■ Dataset rows of page text:
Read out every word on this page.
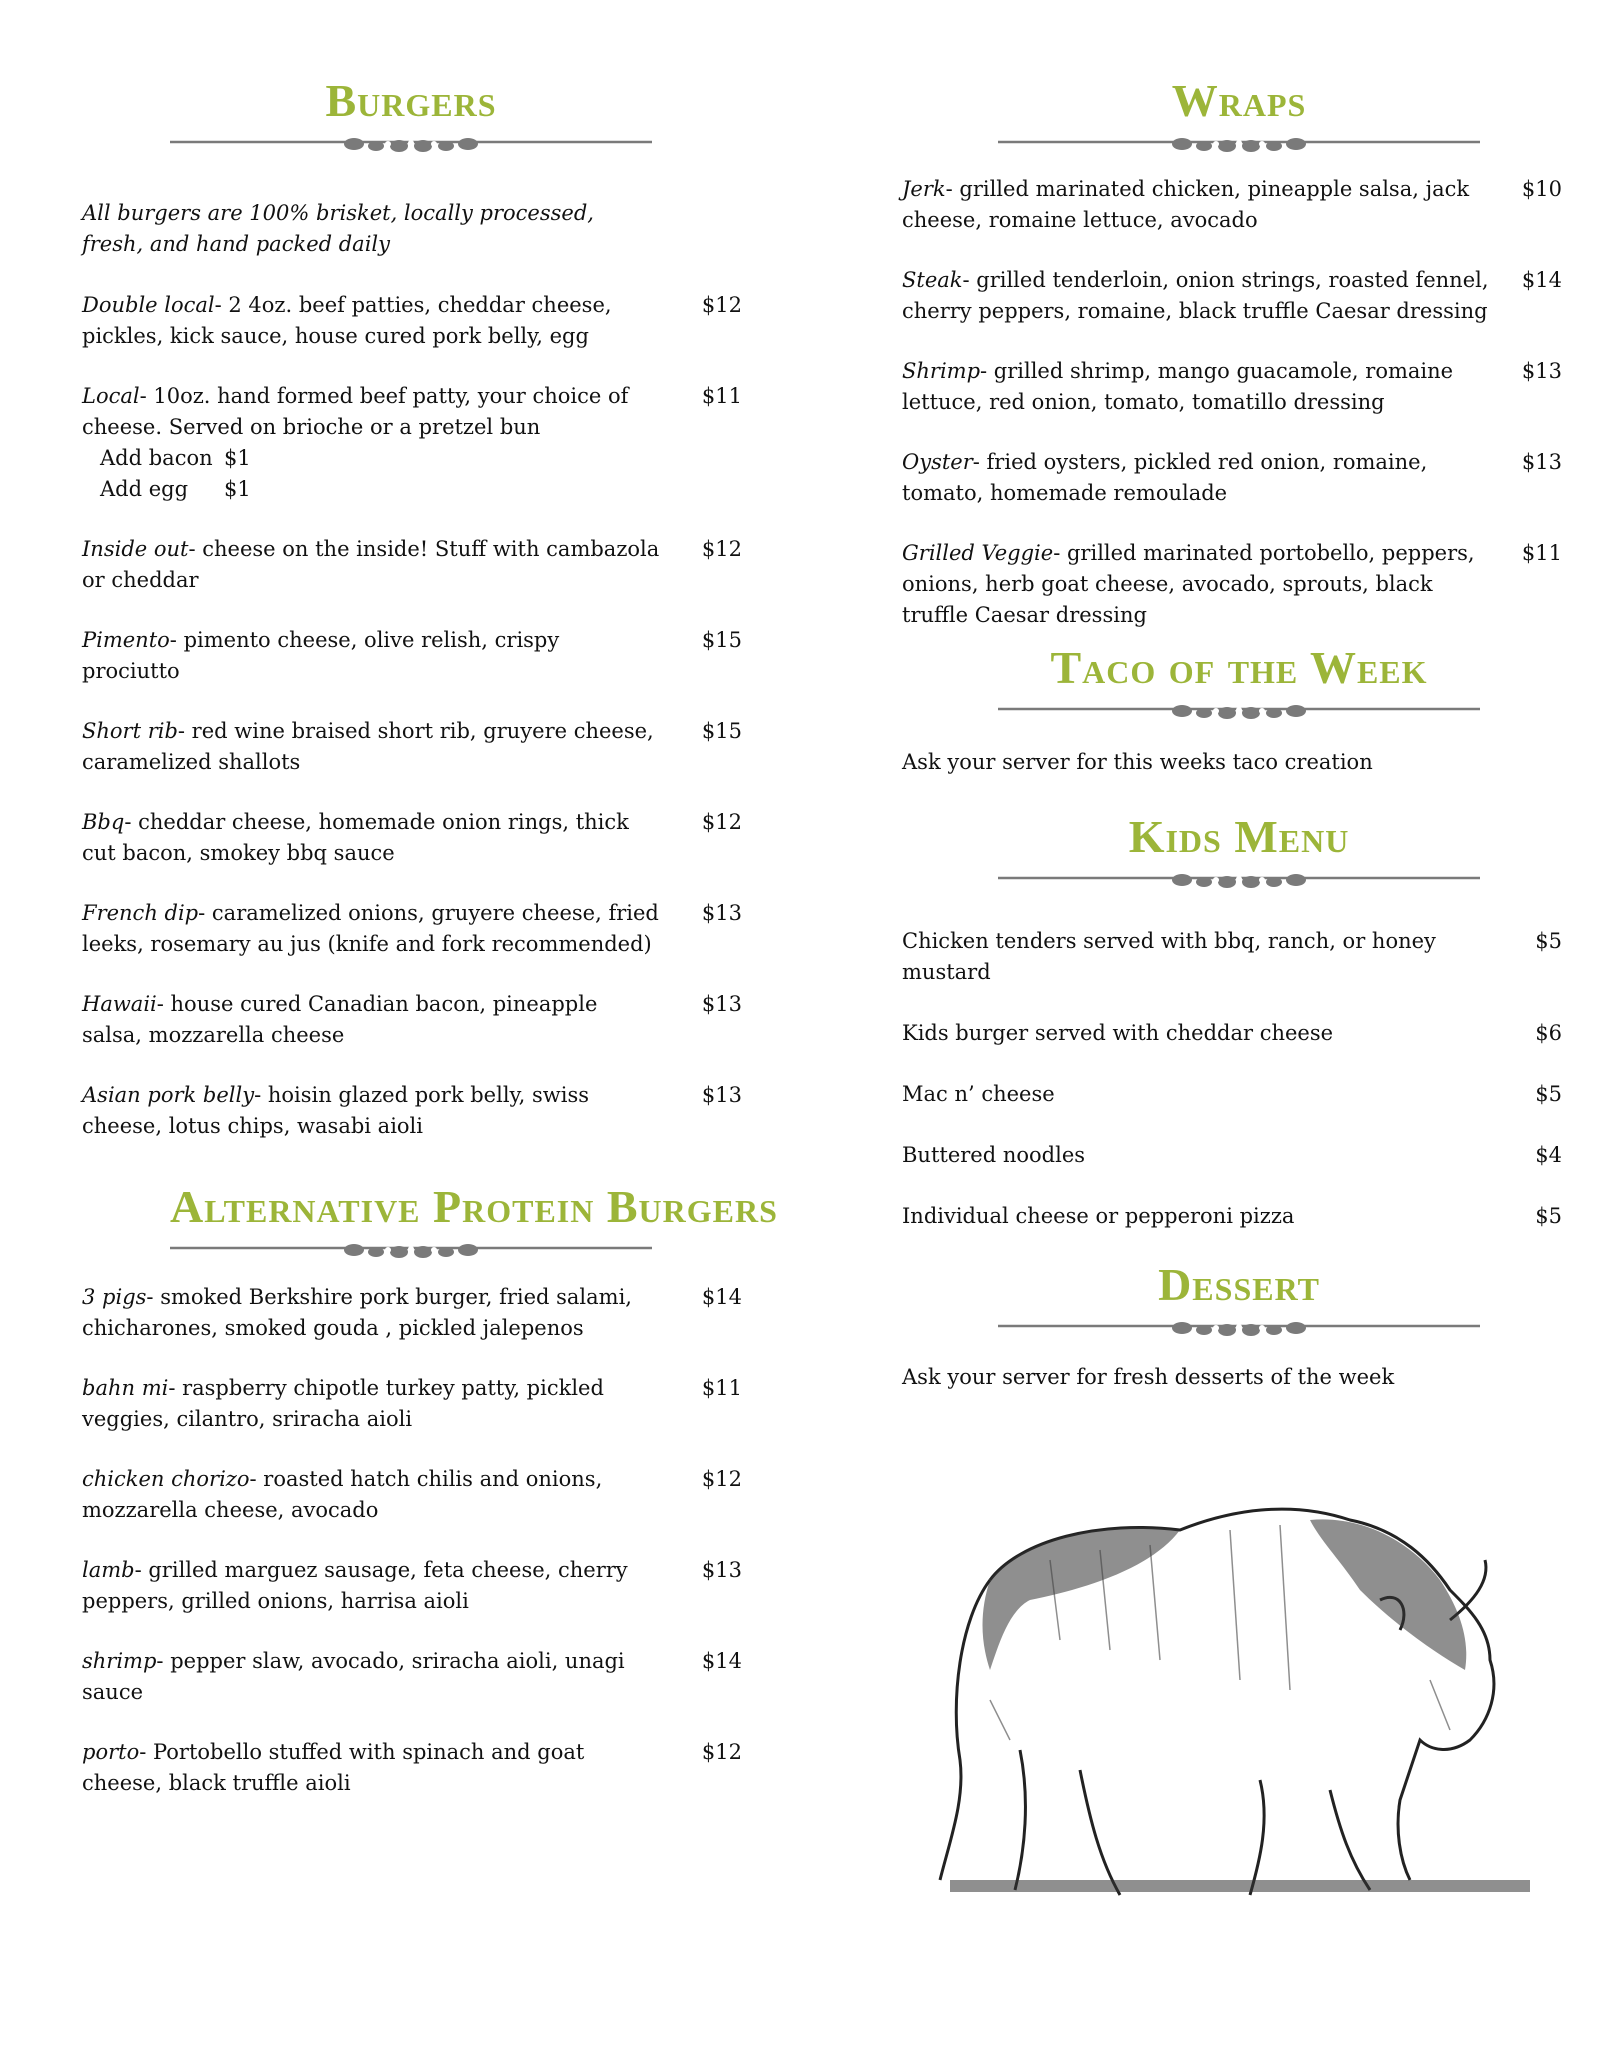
Burgers
All burgers are 100% brisket, locally processed, fresh, and hand packed daily
Double local- 2 4oz. beef patties, cheddar cheese, pickles, kick sauce, house cured pork belly, egg
$12
Local- 10oz. hand formed beef patty, your choice of cheese. Served on brioche or a pretzel bun
$11
Add bacon $1
Add egg $1
Inside out- cheese on the inside! Stuff with cambazola or cheddar
$12
Pimento- pimento cheese, olive relish, crispy prociutto
$15
Short rib- red wine braised short rib, gruyere cheese, caramelized shallots
$15
Bbq- cheddar cheese, homemade onion rings, thick cut bacon, smokey bbq sauce
$12
French dip- caramelized onions, gruyere cheese, fried leeks, rosemary au jus (knife and fork recommended)
$13
Hawaii- house cured Canadian bacon, pineapple salsa, mozzarella cheese
$13
Asian pork belly- hoisin glazed pork belly, swiss cheese, lotus chips, wasabi aioli
$13
Alternative Protein Burgers
3 pigs- smoked Berkshire pork burger, fried salami, chicharones, smoked gouda , pickled jalepenos
$14
bahn mi- raspberry chipotle turkey patty, pickled veggies, cilantro, sriracha aioli
$11
chicken chorizo- roasted hatch chilis and onions, mozzarella cheese, avocado
$12
lamb- grilled marguez sausage, feta cheese, cherry peppers, grilled onions, harrisa aioli
$13
shrimp- pepper slaw, avocado, sriracha aioli, unagi sauce
$14
porto- Portobello stuffed with spinach and goat cheese, black truffle aioli
$12
Wraps
Jerk- grilled marinated chicken, pineapple salsa, jack cheese, romaine lettuce, avocado
$10
Steak- grilled tenderloin, onion strings, roasted fennel, cherry peppers, romaine, black truffle Caesar dressing
$14
Shrimp- grilled shrimp, mango guacamole, romaine lettuce, red onion, tomato, tomatillo dressing
$13
Oyster- fried oysters, pickled red onion, romaine, tomato, homemade remoulade
$13
Grilled Veggie- grilled marinated portobello, peppers, onions, herb goat cheese, avocado, sprouts, black truffle Caesar dressing
$11
Taco of the Week
Ask your server for this weeks taco creation
Kids Menu
Chicken tenders served with bbq, ranch, or honey mustard
$5
Kids burger served with cheddar cheese	$6
Mac n’ cheese	$5
Buttered noodles	$4
Individual cheese or pepperoni pizza	$5
Dessert
Ask your server for fresh desserts of the week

■ Assigned task: Scan the entries above and report the number of lines that contain the word "romaine", with no added text.

■ Output below: 4